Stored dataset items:
-------------------------
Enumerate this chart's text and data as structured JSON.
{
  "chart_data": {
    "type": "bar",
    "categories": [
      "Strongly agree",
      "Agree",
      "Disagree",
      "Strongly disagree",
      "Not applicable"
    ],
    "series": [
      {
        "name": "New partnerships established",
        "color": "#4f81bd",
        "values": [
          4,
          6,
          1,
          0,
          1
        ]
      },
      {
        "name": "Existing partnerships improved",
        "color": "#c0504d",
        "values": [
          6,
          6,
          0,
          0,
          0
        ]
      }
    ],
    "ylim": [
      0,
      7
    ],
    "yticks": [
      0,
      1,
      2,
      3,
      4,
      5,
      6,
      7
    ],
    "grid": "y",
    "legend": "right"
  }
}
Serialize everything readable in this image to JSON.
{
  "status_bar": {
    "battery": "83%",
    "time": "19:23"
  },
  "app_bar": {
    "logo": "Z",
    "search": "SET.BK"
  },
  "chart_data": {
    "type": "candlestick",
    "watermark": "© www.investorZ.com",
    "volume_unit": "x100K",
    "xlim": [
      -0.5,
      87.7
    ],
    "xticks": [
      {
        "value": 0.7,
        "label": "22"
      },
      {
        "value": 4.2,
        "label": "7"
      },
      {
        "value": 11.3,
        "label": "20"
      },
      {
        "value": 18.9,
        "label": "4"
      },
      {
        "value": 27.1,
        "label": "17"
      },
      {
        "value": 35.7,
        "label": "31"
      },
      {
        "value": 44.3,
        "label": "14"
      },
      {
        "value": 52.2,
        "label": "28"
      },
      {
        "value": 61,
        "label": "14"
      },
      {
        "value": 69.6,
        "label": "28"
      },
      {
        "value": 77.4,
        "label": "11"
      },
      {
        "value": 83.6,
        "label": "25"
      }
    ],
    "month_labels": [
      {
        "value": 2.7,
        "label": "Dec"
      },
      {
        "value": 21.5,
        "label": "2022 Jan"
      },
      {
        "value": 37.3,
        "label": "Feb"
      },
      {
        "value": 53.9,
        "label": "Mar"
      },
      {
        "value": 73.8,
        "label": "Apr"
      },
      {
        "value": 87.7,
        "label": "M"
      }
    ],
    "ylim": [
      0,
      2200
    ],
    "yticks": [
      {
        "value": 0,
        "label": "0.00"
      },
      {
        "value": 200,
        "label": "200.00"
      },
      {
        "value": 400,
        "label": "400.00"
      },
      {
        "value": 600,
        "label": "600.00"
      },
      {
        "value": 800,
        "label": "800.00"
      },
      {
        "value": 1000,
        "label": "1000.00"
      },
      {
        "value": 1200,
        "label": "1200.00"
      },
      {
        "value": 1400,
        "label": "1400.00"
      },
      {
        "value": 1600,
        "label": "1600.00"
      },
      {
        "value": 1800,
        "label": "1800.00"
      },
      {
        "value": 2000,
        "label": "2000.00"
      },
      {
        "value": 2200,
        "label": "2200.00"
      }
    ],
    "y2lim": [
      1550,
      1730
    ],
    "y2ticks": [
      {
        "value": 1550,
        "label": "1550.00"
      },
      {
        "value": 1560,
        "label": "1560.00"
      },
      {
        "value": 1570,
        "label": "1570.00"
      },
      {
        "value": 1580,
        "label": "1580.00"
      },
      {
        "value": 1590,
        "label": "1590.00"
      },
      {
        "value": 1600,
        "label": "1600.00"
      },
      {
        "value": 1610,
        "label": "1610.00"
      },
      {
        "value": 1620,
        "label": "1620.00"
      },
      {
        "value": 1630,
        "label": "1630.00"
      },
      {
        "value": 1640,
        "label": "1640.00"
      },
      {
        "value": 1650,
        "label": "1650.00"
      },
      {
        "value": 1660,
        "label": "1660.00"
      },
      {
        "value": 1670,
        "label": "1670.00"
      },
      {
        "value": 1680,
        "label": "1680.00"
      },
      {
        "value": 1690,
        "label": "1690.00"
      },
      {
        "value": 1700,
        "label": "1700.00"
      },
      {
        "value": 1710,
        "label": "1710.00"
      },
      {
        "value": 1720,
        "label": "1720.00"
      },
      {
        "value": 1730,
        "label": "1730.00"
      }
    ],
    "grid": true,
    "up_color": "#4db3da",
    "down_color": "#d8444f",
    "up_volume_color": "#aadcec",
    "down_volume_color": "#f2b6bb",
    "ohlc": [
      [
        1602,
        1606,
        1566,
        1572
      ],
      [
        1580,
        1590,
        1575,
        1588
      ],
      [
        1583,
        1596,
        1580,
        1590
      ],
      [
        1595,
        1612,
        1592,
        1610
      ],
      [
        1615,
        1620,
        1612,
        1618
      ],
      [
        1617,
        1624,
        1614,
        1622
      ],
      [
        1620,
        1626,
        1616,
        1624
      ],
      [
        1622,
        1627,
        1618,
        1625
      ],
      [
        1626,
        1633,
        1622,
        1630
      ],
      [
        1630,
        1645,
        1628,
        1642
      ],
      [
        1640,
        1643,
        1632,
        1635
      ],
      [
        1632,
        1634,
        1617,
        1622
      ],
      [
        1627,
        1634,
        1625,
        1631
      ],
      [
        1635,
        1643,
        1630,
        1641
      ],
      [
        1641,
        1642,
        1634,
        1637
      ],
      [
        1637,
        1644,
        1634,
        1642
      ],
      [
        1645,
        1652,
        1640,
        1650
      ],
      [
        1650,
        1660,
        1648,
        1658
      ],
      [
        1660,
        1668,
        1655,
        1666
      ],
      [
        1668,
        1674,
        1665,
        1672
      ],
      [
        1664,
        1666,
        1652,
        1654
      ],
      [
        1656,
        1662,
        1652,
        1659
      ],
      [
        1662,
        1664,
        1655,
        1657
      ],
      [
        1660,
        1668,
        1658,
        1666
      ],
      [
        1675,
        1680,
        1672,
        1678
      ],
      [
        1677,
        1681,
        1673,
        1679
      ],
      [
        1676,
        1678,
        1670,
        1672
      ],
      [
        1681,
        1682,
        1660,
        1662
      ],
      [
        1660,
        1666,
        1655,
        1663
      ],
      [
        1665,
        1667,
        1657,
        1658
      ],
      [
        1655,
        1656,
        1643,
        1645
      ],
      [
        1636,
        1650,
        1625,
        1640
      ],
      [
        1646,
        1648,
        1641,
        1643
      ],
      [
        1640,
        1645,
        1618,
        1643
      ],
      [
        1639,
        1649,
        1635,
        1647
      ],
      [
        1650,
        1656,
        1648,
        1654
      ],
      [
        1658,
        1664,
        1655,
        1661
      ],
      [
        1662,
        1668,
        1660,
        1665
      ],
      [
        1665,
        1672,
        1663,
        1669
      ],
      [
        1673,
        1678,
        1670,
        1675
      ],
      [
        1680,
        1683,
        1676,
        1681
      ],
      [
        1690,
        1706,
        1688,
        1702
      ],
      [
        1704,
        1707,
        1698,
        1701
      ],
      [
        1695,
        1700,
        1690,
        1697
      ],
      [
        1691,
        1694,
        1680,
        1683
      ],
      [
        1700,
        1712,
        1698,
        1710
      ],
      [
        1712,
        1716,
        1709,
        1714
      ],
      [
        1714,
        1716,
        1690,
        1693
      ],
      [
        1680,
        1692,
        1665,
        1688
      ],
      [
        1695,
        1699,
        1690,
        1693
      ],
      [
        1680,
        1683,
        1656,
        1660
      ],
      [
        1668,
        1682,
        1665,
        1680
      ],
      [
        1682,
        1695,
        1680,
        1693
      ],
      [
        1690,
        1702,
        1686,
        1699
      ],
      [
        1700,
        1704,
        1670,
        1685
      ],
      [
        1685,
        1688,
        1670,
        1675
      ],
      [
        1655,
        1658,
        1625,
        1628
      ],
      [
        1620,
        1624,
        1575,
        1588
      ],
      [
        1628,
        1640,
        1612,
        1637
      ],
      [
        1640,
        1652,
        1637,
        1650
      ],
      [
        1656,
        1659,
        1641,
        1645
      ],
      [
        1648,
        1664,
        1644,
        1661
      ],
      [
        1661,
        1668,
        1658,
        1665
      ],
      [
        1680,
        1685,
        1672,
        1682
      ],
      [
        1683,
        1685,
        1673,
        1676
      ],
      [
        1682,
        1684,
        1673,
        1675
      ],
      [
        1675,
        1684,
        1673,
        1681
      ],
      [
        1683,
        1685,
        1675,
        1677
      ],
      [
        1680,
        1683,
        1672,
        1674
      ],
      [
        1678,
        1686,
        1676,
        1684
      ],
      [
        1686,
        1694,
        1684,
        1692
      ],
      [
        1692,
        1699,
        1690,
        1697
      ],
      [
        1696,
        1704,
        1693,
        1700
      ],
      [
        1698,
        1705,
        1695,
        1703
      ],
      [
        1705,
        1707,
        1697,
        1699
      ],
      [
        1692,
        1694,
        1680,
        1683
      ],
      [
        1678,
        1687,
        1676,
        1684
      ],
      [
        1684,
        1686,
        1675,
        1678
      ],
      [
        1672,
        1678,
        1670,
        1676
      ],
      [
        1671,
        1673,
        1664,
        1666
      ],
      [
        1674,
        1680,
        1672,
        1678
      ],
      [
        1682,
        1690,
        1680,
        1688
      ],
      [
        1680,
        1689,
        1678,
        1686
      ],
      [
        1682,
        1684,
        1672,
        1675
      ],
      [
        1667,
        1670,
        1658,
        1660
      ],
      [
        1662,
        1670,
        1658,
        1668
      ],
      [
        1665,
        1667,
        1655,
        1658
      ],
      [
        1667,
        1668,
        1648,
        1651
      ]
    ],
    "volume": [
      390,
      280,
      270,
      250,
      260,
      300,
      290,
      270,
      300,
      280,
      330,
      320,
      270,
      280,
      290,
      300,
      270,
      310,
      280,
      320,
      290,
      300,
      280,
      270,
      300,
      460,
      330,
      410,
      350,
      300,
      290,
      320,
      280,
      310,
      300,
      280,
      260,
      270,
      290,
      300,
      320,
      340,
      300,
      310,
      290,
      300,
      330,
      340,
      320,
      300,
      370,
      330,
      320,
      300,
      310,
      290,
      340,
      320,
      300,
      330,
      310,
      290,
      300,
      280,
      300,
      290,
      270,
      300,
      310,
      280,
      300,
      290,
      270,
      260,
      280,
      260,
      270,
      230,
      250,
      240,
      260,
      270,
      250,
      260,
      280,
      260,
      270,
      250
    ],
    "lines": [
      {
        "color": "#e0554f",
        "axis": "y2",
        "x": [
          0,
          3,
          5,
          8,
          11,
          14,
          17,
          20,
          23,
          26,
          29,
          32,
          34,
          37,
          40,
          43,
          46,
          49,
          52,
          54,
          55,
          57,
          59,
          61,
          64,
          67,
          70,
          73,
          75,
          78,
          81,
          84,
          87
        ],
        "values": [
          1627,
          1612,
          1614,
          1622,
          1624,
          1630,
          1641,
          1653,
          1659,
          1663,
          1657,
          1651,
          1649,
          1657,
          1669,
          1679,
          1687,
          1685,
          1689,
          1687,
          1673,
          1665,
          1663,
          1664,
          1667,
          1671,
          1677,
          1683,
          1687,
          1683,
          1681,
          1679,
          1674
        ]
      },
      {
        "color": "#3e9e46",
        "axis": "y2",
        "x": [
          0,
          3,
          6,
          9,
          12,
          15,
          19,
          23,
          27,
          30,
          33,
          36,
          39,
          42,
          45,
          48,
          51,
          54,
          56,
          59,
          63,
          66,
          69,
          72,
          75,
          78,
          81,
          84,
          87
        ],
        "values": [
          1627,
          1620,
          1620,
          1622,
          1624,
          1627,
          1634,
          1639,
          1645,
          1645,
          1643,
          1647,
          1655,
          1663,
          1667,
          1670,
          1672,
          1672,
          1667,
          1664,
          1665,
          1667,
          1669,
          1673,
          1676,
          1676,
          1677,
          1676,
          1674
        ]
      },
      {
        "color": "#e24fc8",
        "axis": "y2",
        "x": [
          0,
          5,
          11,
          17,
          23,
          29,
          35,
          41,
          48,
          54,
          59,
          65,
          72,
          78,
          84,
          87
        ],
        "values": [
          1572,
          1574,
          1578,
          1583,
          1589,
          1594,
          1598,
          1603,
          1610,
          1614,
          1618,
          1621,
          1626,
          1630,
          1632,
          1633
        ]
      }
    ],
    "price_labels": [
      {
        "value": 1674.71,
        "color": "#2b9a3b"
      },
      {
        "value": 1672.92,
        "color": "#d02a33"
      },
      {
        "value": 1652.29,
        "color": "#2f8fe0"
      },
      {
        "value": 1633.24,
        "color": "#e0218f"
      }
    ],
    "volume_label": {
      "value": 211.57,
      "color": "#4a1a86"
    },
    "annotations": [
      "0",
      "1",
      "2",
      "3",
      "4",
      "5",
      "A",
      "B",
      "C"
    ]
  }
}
-------------------------
TASK OBJECTIVE: Your answer should be a single number: how many lines in the data above include "JSON"?

ANSWER TO THIS EXERCISE: 2